What is asked
Reproduce exactly the lines from the one containing "OCR this image." through the end of the entries, including both. Drop the pictures.
::: Provided records :::
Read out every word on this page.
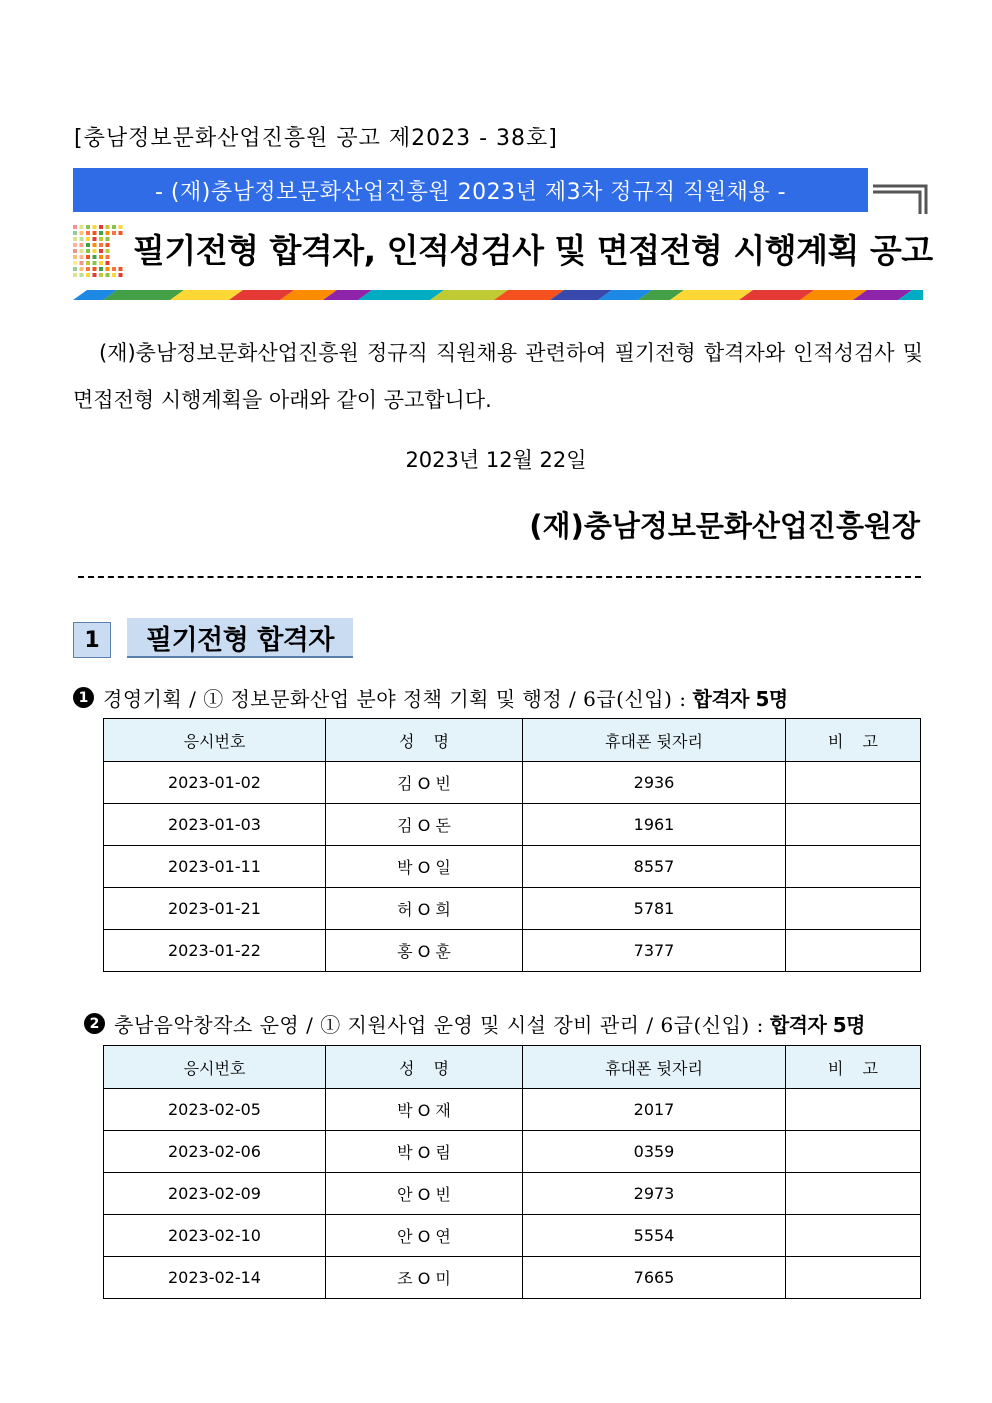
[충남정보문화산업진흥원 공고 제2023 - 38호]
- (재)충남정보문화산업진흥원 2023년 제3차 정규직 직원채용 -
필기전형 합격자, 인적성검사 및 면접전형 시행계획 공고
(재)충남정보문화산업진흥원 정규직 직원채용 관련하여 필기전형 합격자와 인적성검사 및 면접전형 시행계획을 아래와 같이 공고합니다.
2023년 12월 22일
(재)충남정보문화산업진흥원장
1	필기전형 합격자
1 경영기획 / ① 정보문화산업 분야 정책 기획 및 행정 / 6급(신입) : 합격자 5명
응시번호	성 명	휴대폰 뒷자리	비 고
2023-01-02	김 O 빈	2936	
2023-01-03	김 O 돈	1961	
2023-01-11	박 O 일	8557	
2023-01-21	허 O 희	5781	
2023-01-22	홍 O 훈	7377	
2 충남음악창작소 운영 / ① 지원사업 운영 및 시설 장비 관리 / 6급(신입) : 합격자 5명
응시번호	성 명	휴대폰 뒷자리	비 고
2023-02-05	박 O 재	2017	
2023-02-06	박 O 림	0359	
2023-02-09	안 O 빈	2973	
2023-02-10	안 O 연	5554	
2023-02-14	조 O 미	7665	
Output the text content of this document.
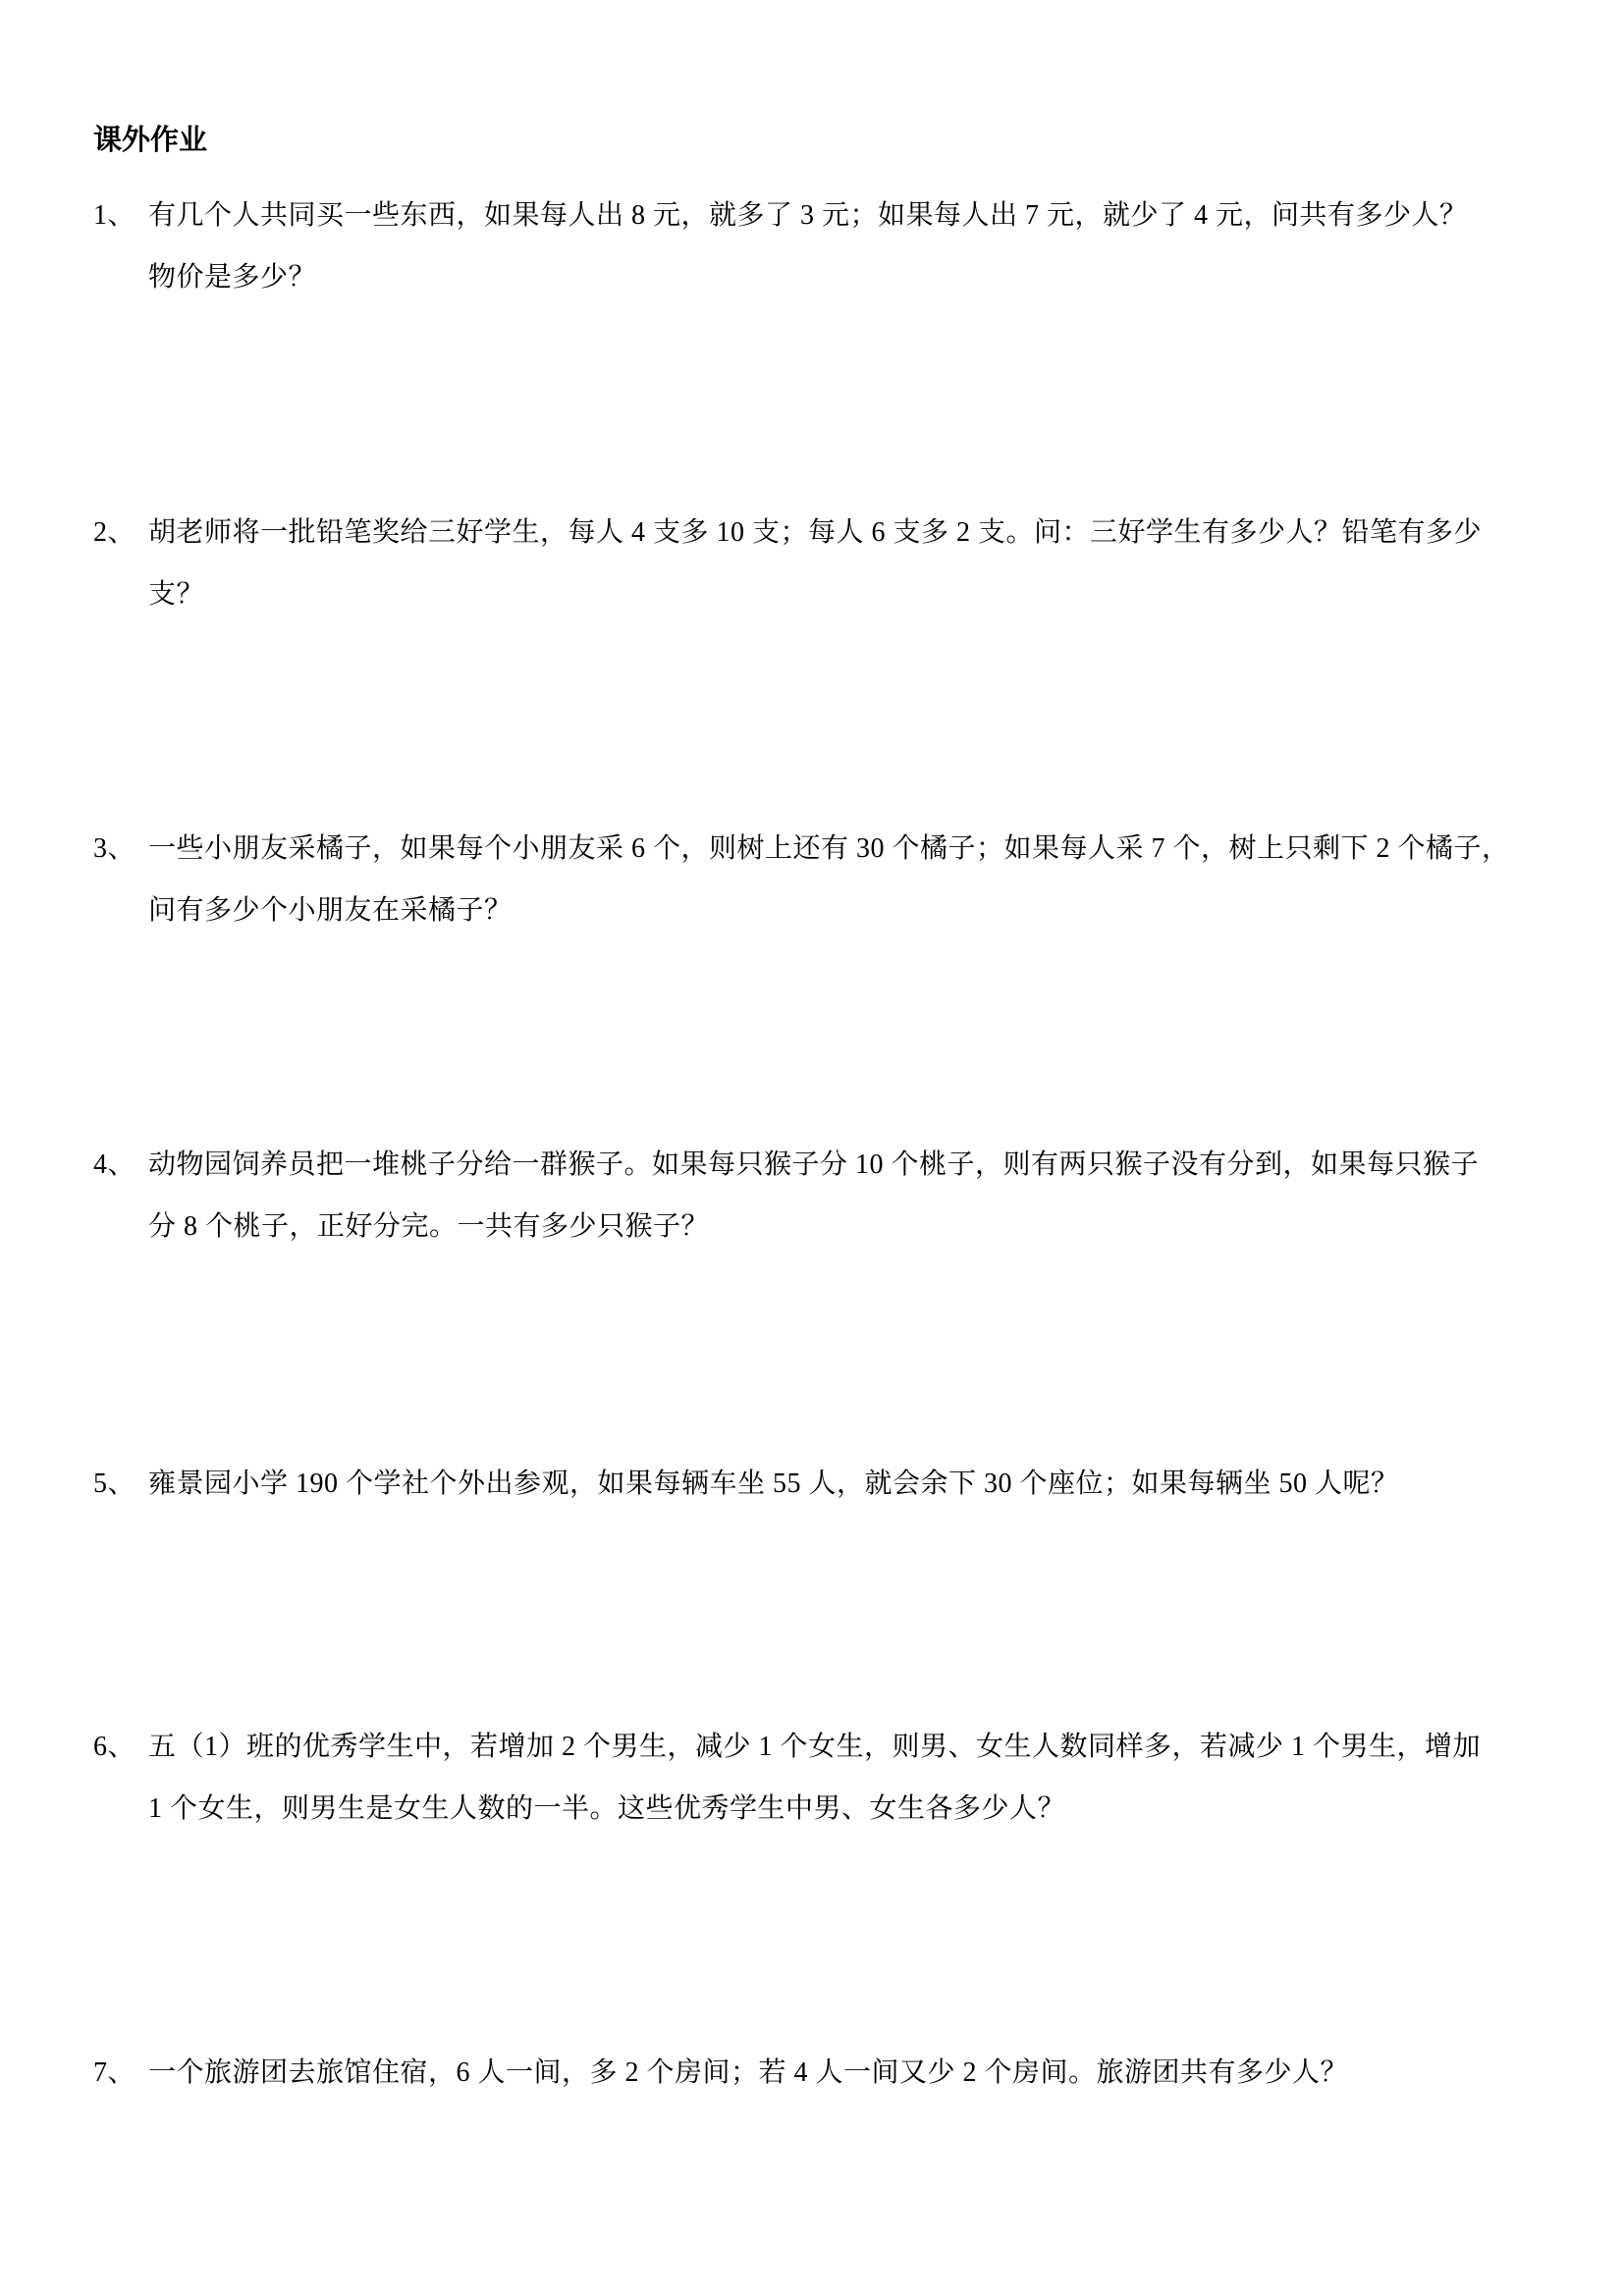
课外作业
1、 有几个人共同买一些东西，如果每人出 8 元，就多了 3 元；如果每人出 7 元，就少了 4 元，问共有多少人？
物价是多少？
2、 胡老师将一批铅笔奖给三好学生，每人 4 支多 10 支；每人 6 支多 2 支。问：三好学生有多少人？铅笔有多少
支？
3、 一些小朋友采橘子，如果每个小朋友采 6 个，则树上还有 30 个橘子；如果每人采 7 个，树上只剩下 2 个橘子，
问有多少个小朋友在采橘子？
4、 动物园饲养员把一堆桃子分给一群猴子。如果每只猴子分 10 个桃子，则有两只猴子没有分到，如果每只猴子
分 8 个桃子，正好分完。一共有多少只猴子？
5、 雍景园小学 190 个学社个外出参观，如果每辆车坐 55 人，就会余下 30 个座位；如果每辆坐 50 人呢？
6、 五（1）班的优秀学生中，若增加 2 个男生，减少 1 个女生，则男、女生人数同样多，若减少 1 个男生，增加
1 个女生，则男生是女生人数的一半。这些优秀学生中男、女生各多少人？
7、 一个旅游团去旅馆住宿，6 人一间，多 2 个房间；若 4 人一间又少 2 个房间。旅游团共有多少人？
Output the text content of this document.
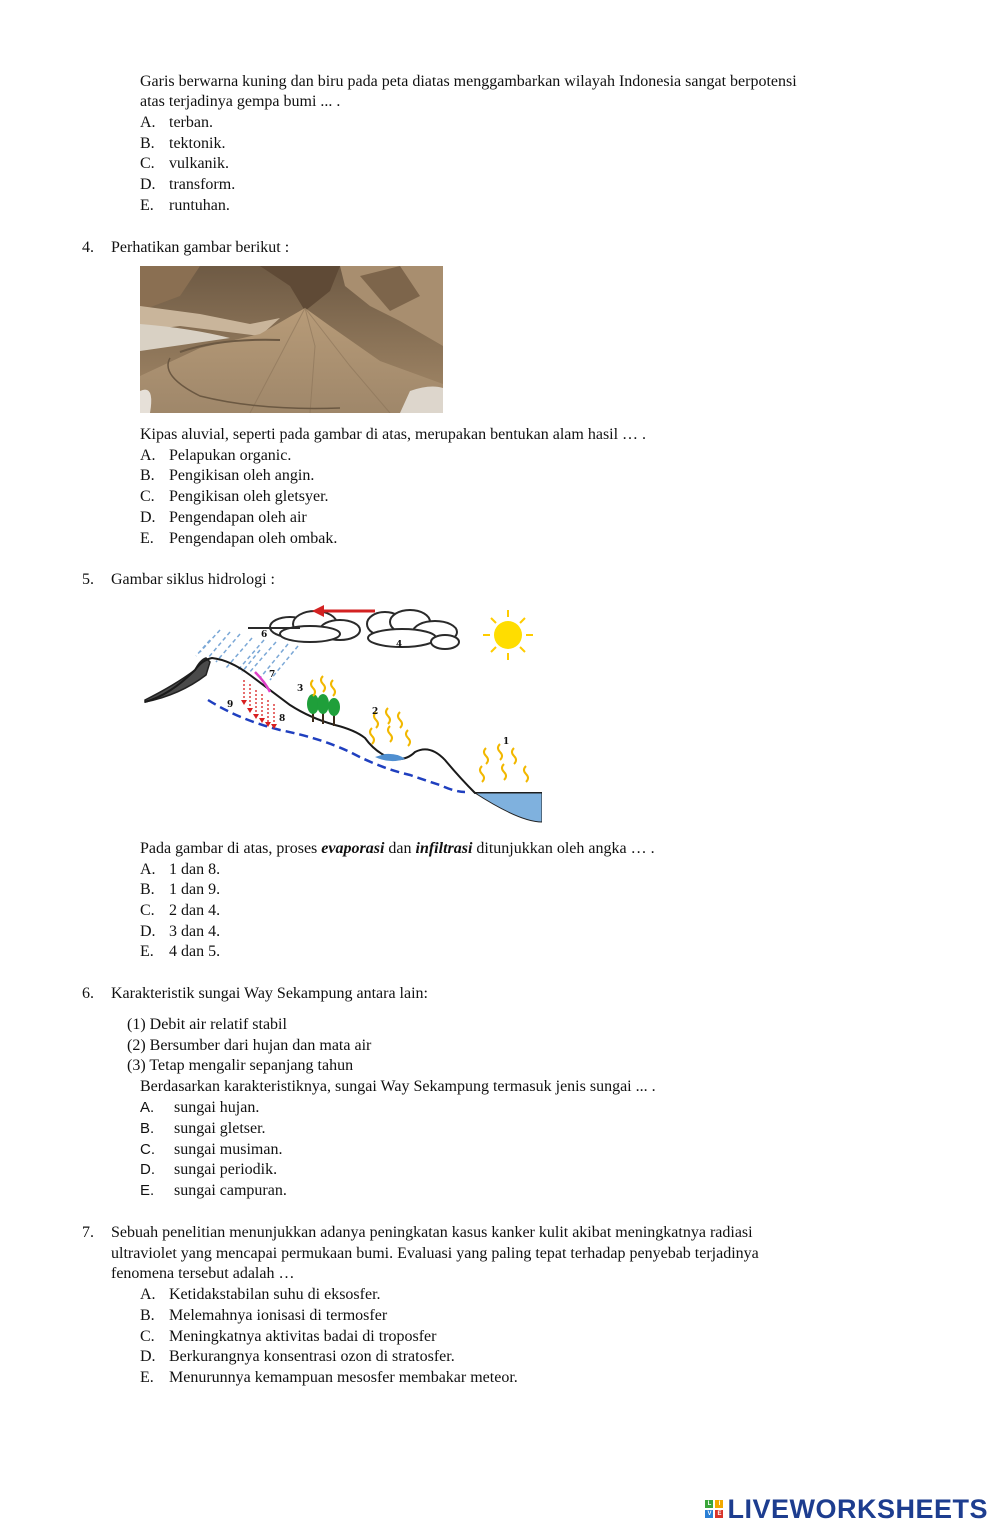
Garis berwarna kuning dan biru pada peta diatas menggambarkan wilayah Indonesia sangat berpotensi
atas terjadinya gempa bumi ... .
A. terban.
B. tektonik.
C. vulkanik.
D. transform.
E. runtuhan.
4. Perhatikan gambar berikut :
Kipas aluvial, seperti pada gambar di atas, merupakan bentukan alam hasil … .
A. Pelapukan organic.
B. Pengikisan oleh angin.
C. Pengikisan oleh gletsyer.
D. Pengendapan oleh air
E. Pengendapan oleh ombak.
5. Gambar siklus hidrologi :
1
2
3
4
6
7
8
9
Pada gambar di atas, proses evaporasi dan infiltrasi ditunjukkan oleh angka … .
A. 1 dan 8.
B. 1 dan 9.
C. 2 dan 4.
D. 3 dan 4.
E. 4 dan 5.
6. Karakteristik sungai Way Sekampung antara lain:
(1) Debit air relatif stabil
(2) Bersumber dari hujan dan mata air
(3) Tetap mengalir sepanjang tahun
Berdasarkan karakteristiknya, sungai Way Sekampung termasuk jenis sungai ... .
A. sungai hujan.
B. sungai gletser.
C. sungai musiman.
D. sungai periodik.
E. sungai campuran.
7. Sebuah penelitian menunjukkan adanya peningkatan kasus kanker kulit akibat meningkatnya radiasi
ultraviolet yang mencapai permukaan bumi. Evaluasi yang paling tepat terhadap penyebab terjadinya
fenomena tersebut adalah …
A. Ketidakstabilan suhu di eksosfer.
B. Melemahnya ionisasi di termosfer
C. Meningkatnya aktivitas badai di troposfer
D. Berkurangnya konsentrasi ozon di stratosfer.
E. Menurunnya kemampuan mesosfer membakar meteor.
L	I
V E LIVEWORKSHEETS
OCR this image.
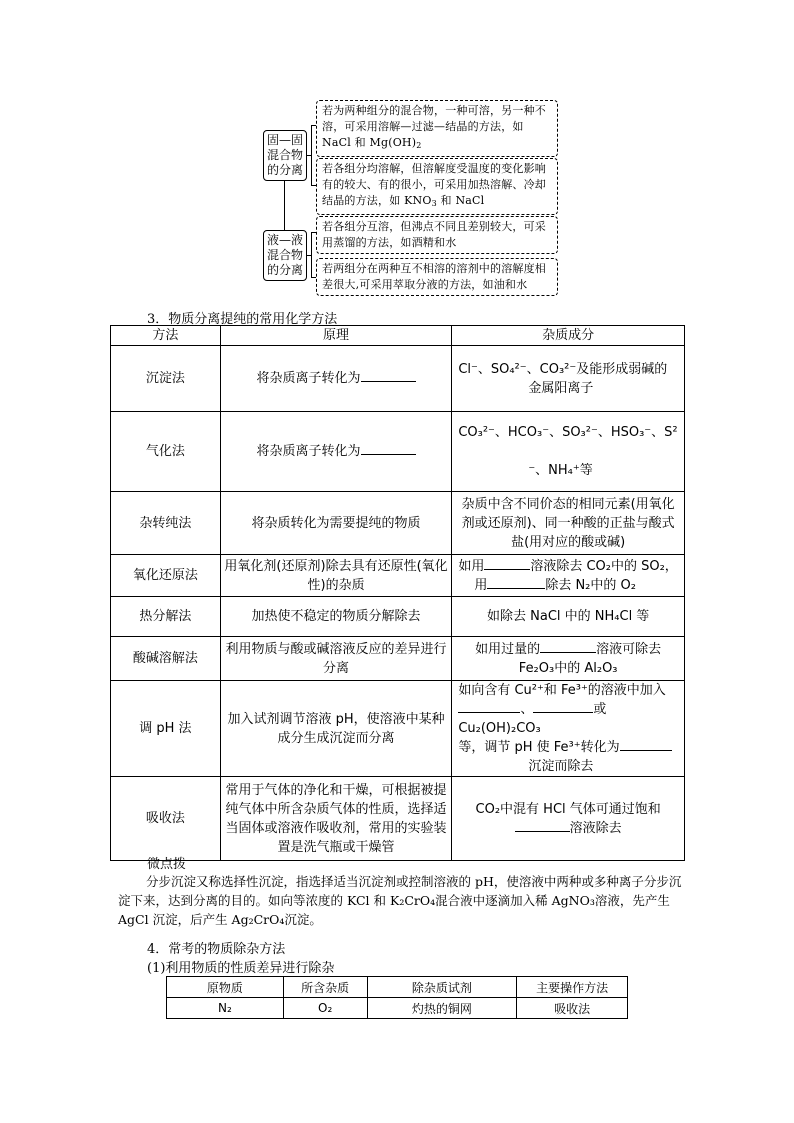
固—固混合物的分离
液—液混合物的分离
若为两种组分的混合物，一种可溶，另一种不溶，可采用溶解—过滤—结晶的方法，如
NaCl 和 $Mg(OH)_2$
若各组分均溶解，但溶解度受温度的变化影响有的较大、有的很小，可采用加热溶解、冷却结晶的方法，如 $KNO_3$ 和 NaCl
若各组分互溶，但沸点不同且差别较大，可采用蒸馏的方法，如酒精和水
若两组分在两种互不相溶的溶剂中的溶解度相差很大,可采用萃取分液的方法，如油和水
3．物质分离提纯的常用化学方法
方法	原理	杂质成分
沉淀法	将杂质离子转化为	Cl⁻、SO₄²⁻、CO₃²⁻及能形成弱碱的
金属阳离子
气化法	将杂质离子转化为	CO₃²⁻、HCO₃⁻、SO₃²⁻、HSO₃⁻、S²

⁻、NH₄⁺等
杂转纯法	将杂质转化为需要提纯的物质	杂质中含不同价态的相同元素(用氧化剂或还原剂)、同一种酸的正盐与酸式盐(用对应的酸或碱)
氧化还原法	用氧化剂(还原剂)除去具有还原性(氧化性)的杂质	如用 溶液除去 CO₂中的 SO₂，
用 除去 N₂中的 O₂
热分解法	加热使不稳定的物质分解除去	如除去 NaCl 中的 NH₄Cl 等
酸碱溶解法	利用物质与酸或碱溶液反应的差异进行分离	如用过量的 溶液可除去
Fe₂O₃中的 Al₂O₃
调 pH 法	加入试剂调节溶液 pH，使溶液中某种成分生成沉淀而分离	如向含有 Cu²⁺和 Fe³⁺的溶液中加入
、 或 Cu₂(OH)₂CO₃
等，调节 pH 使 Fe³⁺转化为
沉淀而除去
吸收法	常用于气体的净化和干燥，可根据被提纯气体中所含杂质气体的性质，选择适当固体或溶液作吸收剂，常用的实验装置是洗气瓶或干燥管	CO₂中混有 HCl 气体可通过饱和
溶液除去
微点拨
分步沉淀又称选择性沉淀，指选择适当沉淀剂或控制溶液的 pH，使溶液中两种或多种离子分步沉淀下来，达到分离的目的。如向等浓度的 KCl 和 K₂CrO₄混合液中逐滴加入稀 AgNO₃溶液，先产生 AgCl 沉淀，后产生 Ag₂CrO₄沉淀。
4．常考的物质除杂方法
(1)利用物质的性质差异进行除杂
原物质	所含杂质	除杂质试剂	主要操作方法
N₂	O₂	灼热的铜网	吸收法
:::
Expected answer
OCR this image.
固—固混合物的分离
液—液混合物的分离
若为两种组分的混合物，一种可溶，另一种不溶，可采用溶解—过滤—结晶的方法，如
NaCl 和 $Mg(OH)_2$
若各组分均溶解，但溶解度受温度的变化影响有的较大、有的很小，可采用加热溶解、冷却结晶的方法，如 $KNO_3$ 和 NaCl
若各组分互溶，但沸点不同且差别较大，可采用蒸馏的方法，如酒精和水
若两组分在两种互不相溶的溶剂中的溶解度相差很大,可采用萃取分液的方法，如油和水
3．物质分离提纯的常用化学方法
方法	原理	杂质成分
沉淀法	将杂质离子转化为	Cl⁻、SO₄²⁻、CO₃²⁻及能形成弱碱的
金属阳离子
气化法	将杂质离子转化为	CO₃²⁻、HCO₃⁻、SO₃²⁻、HSO₃⁻、S²

⁻、NH₄⁺等
杂转纯法	将杂质转化为需要提纯的物质	杂质中含不同价态的相同元素(用氧化剂或还原剂)、同一种酸的正盐与酸式盐(用对应的酸或碱)
氧化还原法	用氧化剂(还原剂)除去具有还原性(氧化性)的杂质	如用 溶液除去 CO₂中的 SO₂，
用 除去 N₂中的 O₂
热分解法	加热使不稳定的物质分解除去	如除去 NaCl 中的 NH₄Cl 等
酸碱溶解法	利用物质与酸或碱溶液反应的差异进行分离	如用过量的 溶液可除去
Fe₂O₃中的 Al₂O₃
调 pH 法	加入试剂调节溶液 pH，使溶液中某种成分生成沉淀而分离	如向含有 Cu²⁺和 Fe³⁺的溶液中加入
、 或 Cu₂(OH)₂CO₃
等，调节 pH 使 Fe³⁺转化为
沉淀而除去
吸收法	常用于气体的净化和干燥，可根据被提纯气体中所含杂质气体的性质，选择适当固体或溶液作吸收剂，常用的实验装置是洗气瓶或干燥管	CO₂中混有 HCl 气体可通过饱和
溶液除去
微点拨
分步沉淀又称选择性沉淀，指选择适当沉淀剂或控制溶液的 pH，使溶液中两种或多种离子分步沉淀下来，达到分离的目的。如向等浓度的 KCl 和 K₂CrO₄混合液中逐滴加入稀 AgNO₃溶液，先产生 AgCl 沉淀，后产生 Ag₂CrO₄沉淀。
4．常考的物质除杂方法
(1)利用物质的性质差异进行除杂
原物质	所含杂质	除杂质试剂	主要操作方法
N₂	O₂	灼热的铜网	吸收法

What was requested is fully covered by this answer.